* To do *
Pull every line containing the word "Black" from the records.
....
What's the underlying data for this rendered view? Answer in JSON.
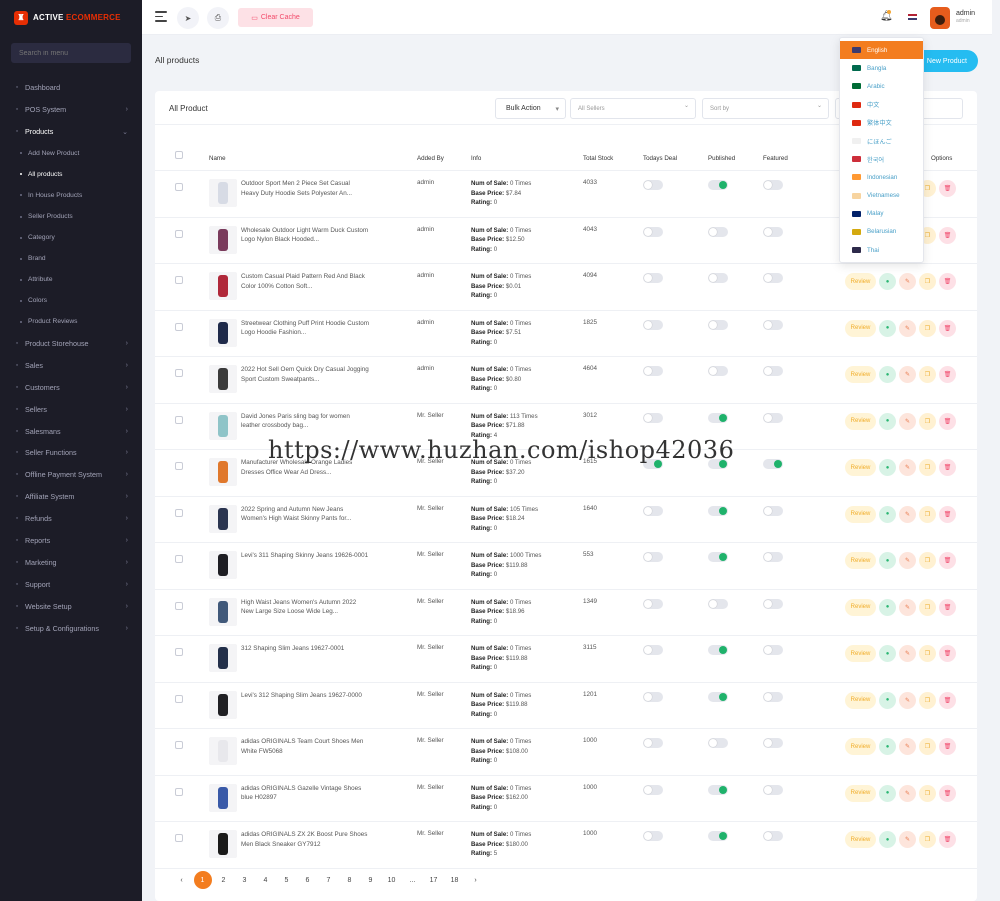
{
  "brand": {
    "prefix": "ACTIVE",
    "suffix": "ECOMMERCE"
  },
  "sidebar": {
    "search_placeholder": "Search in menu",
    "items": [
      {
        "label": "Dashboard",
        "icon": "dashboard-icon",
        "chevron": false
      },
      {
        "label": "POS System",
        "icon": "pos-icon",
        "chevron": true
      },
      {
        "label": "Products",
        "icon": "products-icon",
        "chevron": true,
        "open": true
      },
      {
        "label": "Product Storehouse",
        "icon": "storehouse-icon",
        "chevron": true
      },
      {
        "label": "Sales",
        "icon": "sales-icon",
        "chevron": true
      },
      {
        "label": "Customers",
        "icon": "customers-icon",
        "chevron": true
      },
      {
        "label": "Sellers",
        "icon": "sellers-icon",
        "chevron": true
      },
      {
        "label": "Salesmans",
        "icon": "salesmans-icon",
        "chevron": true
      },
      {
        "label": "Seller Functions",
        "icon": "seller-functions-icon",
        "chevron": true
      },
      {
        "label": "Offline Payment System",
        "icon": "offline-payment-icon",
        "chevron": true
      },
      {
        "label": "Affiliate System",
        "icon": "affiliate-icon",
        "chevron": true
      },
      {
        "label": "Refunds",
        "icon": "refunds-icon",
        "chevron": true
      },
      {
        "label": "Reports",
        "icon": "reports-icon",
        "chevron": true
      },
      {
        "label": "Marketing",
        "icon": "marketing-icon",
        "chevron": true
      },
      {
        "label": "Support",
        "icon": "support-icon",
        "chevron": true
      },
      {
        "label": "Website Setup",
        "icon": "website-setup-icon",
        "chevron": true
      },
      {
        "label": "Setup & Configurations",
        "icon": "settings-icon",
        "chevron": true
      }
    ],
    "products_sub": [
      "Add New Product",
      "All products",
      "In House Products",
      "Seller Products",
      "Category",
      "Brand",
      "Attribute",
      "Colors",
      "Product Reviews"
    ],
    "active_sub": "All products"
  },
  "header": {
    "clear_cache": "Clear Cache",
    "admin_name": "admin",
    "admin_role": "admin"
  },
  "page": {
    "title": "All products",
    "add_button": "Add New Product",
    "add_button_visible": "New Product"
  },
  "card": {
    "title": "All Product",
    "bulk_action": "Bulk Action",
    "sellers_placeholder": "All Sellers",
    "sort_placeholder": "Sort by"
  },
  "table": {
    "headers": {
      "name": "Name",
      "added_by": "Added By",
      "info": "Info",
      "stock": "Total Stock",
      "deal": "Todays Deal",
      "published": "Published",
      "featured": "Featured",
      "options": "Options"
    },
    "info_labels": {
      "sales": "Num of Sale:",
      "price": "Base Price:",
      "rating": "Rating:"
    },
    "review_label": "Review",
    "rows": [
      {
        "name": "Outdoor Sport Men 2 Piece Set Casual Heavy Duty Hoodie Sets Polyester An...",
        "added_by": "admin",
        "sales": "0 Times",
        "price": "$7.84",
        "rating": "0",
        "stock": "4033",
        "deal": false,
        "published": true,
        "featured": false,
        "thumb": "#d7dbe5"
      },
      {
        "name": "Wholesale Outdoor Light Warm Duck Custom Logo Nylon Black Hooded...",
        "added_by": "admin",
        "sales": "0 Times",
        "price": "$12.50",
        "rating": "0",
        "stock": "4043",
        "deal": false,
        "published": false,
        "featured": false,
        "thumb": "#7a3b5c"
      },
      {
        "name": "Custom Casual Plaid Pattern Red And Black Color 100% Cotton Soft...",
        "added_by": "admin",
        "sales": "0 Times",
        "price": "$0.01",
        "rating": "0",
        "stock": "4094",
        "deal": false,
        "published": false,
        "featured": false,
        "thumb": "#b0283a"
      },
      {
        "name": "Streetwear Clothing Puff Print Hoodie Custom Logo Hoodie Fashion...",
        "added_by": "admin",
        "sales": "0 Times",
        "price": "$7.51",
        "rating": "0",
        "stock": "1825",
        "deal": false,
        "published": false,
        "featured": false,
        "thumb": "#1f2a4a"
      },
      {
        "name": "2022 Hot Sell Oem Quick Dry Casual Jogging Sport Custom Sweatpants...",
        "added_by": "admin",
        "sales": "0 Times",
        "price": "$0.80",
        "rating": "0",
        "stock": "4604",
        "deal": false,
        "published": false,
        "featured": false,
        "thumb": "#3b3b3b"
      },
      {
        "name": "David Jones Paris sling bag for women leather crossbody bag...",
        "added_by": "Mr. Seller",
        "sales": "113 Times",
        "price": "$71.88",
        "rating": "4",
        "stock": "3012",
        "deal": false,
        "published": true,
        "featured": false,
        "thumb": "#8fc4c8"
      },
      {
        "name": "Manufacturer Wholesale Orange Ladies Dresses Office Wear Ad Dress...",
        "added_by": "Mr. Seller",
        "sales": "0 Times",
        "price": "$37.20",
        "rating": "0",
        "stock": "1615",
        "deal": true,
        "published": true,
        "featured": true,
        "thumb": "#e0782c"
      },
      {
        "name": "2022 Spring and Autumn New Jeans Women's High Waist Skinny Pants for...",
        "added_by": "Mr. Seller",
        "sales": "105 Times",
        "price": "$18.24",
        "rating": "0",
        "stock": "1640",
        "deal": false,
        "published": true,
        "featured": false,
        "thumb": "#2b3550"
      },
      {
        "name": "Levi's 311 Shaping Skinny Jeans 19626-0001",
        "added_by": "Mr. Seller",
        "sales": "1000 Times",
        "price": "$119.88",
        "rating": "0",
        "stock": "553",
        "deal": false,
        "published": true,
        "featured": false,
        "thumb": "#1e1e24"
      },
      {
        "name": "High Waist Jeans Women's Autumn 2022 New Large Size Loose Wide Leg...",
        "added_by": "Mr. Seller",
        "sales": "0 Times",
        "price": "$18.96",
        "rating": "0",
        "stock": "1349",
        "deal": false,
        "published": false,
        "featured": false,
        "thumb": "#41597a"
      },
      {
        "name": "312 Shaping Slim Jeans 19627-0001",
        "added_by": "Mr. Seller",
        "sales": "0 Times",
        "price": "$119.88",
        "rating": "0",
        "stock": "3115",
        "deal": false,
        "published": true,
        "featured": false,
        "thumb": "#23304a"
      },
      {
        "name": "Levi's 312 Shaping Slim Jeans 19627-0000",
        "added_by": "Mr. Seller",
        "sales": "0 Times",
        "price": "$119.88",
        "rating": "0",
        "stock": "1201",
        "deal": false,
        "published": true,
        "featured": false,
        "thumb": "#202024"
      },
      {
        "name": "adidas ORIGINALS Team Court Shoes Men White FW5068",
        "added_by": "Mr. Seller",
        "sales": "0 Times",
        "price": "$108.00",
        "rating": "0",
        "stock": "1000",
        "deal": false,
        "published": false,
        "featured": false,
        "thumb": "#e8e8ec"
      },
      {
        "name": "adidas ORIGINALS Gazelle Vintage Shoes blue H02897",
        "added_by": "Mr. Seller",
        "sales": "0 Times",
        "price": "$162.00",
        "rating": "0",
        "stock": "1000",
        "deal": false,
        "published": true,
        "featured": false,
        "thumb": "#3a5aa8"
      },
      {
        "name": "adidas ORIGINALS ZX 2K Boost Pure Shoes Men Black Sneaker GY7912",
        "added_by": "Mr. Seller",
        "sales": "0 Times",
        "price": "$180.00",
        "rating": "5",
        "stock": "1000",
        "deal": false,
        "published": true,
        "featured": false,
        "thumb": "#1a1a1a"
      }
    ]
  },
  "pagination": {
    "prev": "‹",
    "next": "›",
    "pages": [
      "1",
      "2",
      "3",
      "4",
      "5",
      "6",
      "7",
      "8",
      "9",
      "10",
      "...",
      "17",
      "18"
    ],
    "current": "1"
  },
  "languages": [
    {
      "label": "English",
      "active": true,
      "flag": "#3c3b6e"
    },
    {
      "label": "Bangla",
      "active": false,
      "flag": "#006a4e"
    },
    {
      "label": "Arabic",
      "active": false,
      "flag": "#006c35"
    },
    {
      "label": "中文",
      "active": false,
      "flag": "#de2910"
    },
    {
      "label": "繁体中文",
      "active": false,
      "flag": "#de2910"
    },
    {
      "label": "にほんご",
      "active": false,
      "flag": "#f0f0f0"
    },
    {
      "label": "한국어",
      "active": false,
      "flag": "#cd2e3a"
    },
    {
      "label": "Indonesian",
      "active": false,
      "flag": "#ff9933"
    },
    {
      "label": "Vietnamese",
      "active": false,
      "flag": "#f7d4a0"
    },
    {
      "label": "Malay",
      "active": false,
      "flag": "#012169"
    },
    {
      "label": "Belarusian",
      "active": false,
      "flag": "#d4a90f"
    },
    {
      "label": "Thai",
      "active": false,
      "flag": "#2d2a4a"
    }
  ],
  "watermark": "https://www.huzhan.com/ishop42036",
  "colors": {
    "accent": "#f37d1f",
    "sidebar_bg": "#1c1c27",
    "brand_red": "#e62e04",
    "info_blue": "#25bcf1",
    "toggle_on": "#1fb26b"
  }
}
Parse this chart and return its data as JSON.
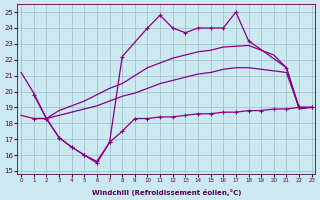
{
  "background_color": "#cce8f0",
  "grid_color": "#99bbcc",
  "line_color": "#880088",
  "xlabel": "Windchill (Refroidissement éolien,°C)",
  "ylim": [
    14.8,
    25.5
  ],
  "xlim": [
    -0.3,
    23.3
  ],
  "yticks": [
    15,
    16,
    17,
    18,
    19,
    20,
    21,
    22,
    23,
    24,
    25
  ],
  "xticks": [
    0,
    1,
    2,
    3,
    4,
    5,
    6,
    7,
    8,
    9,
    10,
    11,
    12,
    13,
    14,
    15,
    16,
    17,
    18,
    19,
    20,
    21,
    22,
    23
  ],
  "lw": 0.9,
  "ms": 2.5,
  "line_spike_x": [
    1,
    2,
    3,
    4,
    5,
    6,
    7,
    8,
    10,
    11,
    12,
    13,
    14,
    15,
    16,
    17,
    18,
    21,
    22,
    23
  ],
  "line_spike_y": [
    19.8,
    18.3,
    17.1,
    16.5,
    16.0,
    15.5,
    16.8,
    22.2,
    24.0,
    24.8,
    24.0,
    23.7,
    24.0,
    24.0,
    24.0,
    25.0,
    23.2,
    21.5,
    19.0,
    19.0
  ],
  "line_bottom_x": [
    1,
    2,
    3,
    4,
    5,
    6,
    7,
    8,
    9,
    10,
    11,
    12,
    13,
    14,
    15,
    16,
    17,
    18,
    19,
    20,
    21,
    22,
    23
  ],
  "line_bottom_y": [
    18.3,
    18.3,
    17.1,
    16.5,
    16.0,
    15.6,
    16.8,
    17.5,
    18.3,
    18.3,
    18.4,
    18.4,
    18.5,
    18.6,
    18.6,
    18.7,
    18.7,
    18.8,
    18.8,
    18.9,
    18.9,
    19.0,
    19.0
  ],
  "line_upper1_x": [
    0,
    1,
    2,
    3,
    4,
    5,
    6,
    7,
    8,
    9,
    10,
    11,
    12,
    13,
    14,
    15,
    16,
    17,
    18,
    19,
    20,
    21,
    22,
    23
  ],
  "line_upper1_y": [
    21.2,
    19.9,
    18.3,
    18.8,
    19.1,
    19.4,
    19.8,
    20.2,
    20.5,
    21.0,
    21.5,
    21.8,
    22.1,
    22.3,
    22.5,
    22.6,
    22.8,
    22.85,
    22.9,
    22.6,
    22.3,
    21.5,
    18.9,
    19.0
  ],
  "line_upper2_x": [
    0,
    1,
    2,
    3,
    4,
    5,
    6,
    7,
    8,
    9,
    10,
    11,
    12,
    13,
    14,
    15,
    16,
    17,
    18,
    19,
    20,
    21,
    22,
    23
  ],
  "line_upper2_y": [
    18.5,
    18.3,
    18.3,
    18.5,
    18.7,
    18.9,
    19.1,
    19.4,
    19.7,
    19.9,
    20.2,
    20.5,
    20.7,
    20.9,
    21.1,
    21.2,
    21.4,
    21.5,
    21.5,
    21.4,
    21.3,
    21.2,
    19.0,
    19.0
  ]
}
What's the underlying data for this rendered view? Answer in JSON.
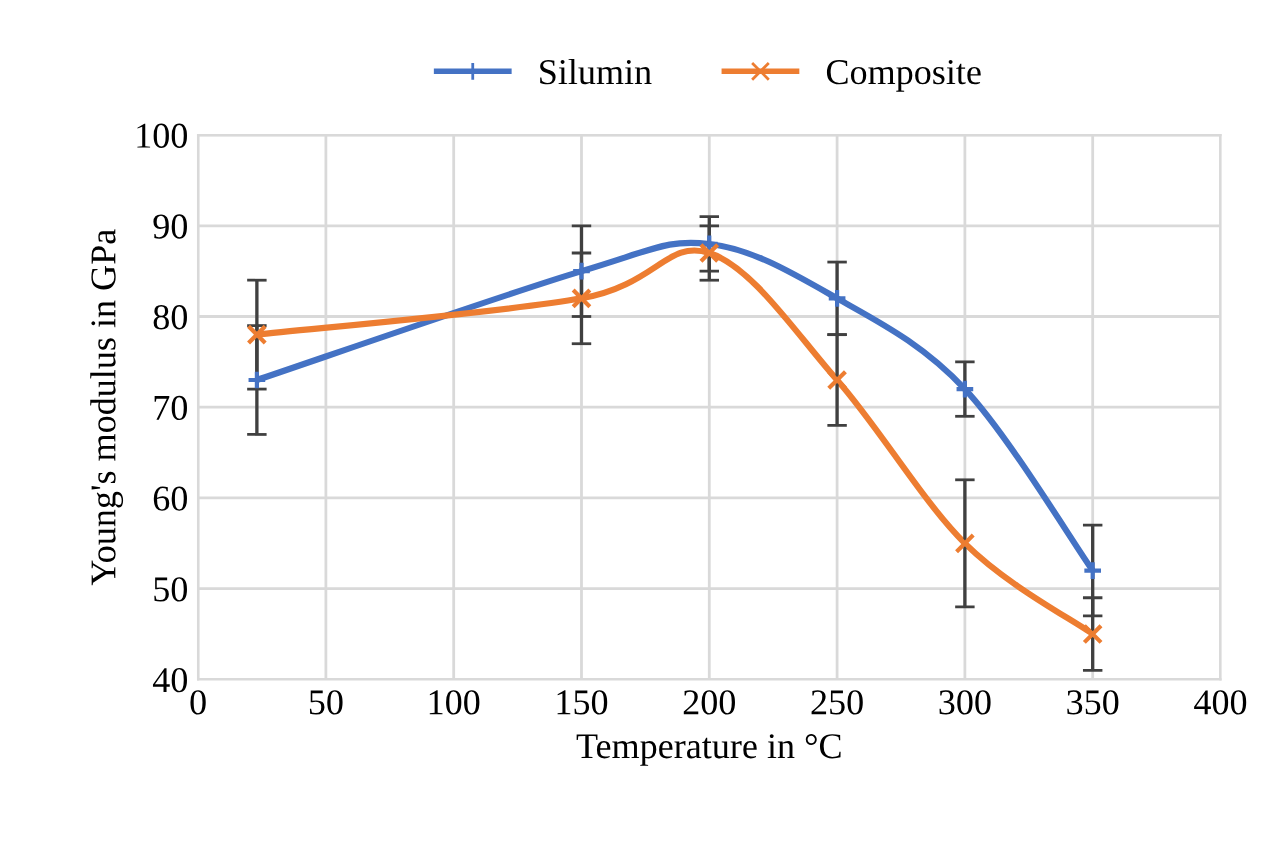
....
* Solution to this task *
        "name": "Wholesale Outdoor Light Warm Duck Custom Logo Nylon Black Hooded...",
        "name": "Custom Casual Plaid Pattern Red And Black Color 100% Cotton Soft...",
        "name": "adidas ORIGINALS ZX 2K Boost Pure Shoes Men Black Sneaker GY7912",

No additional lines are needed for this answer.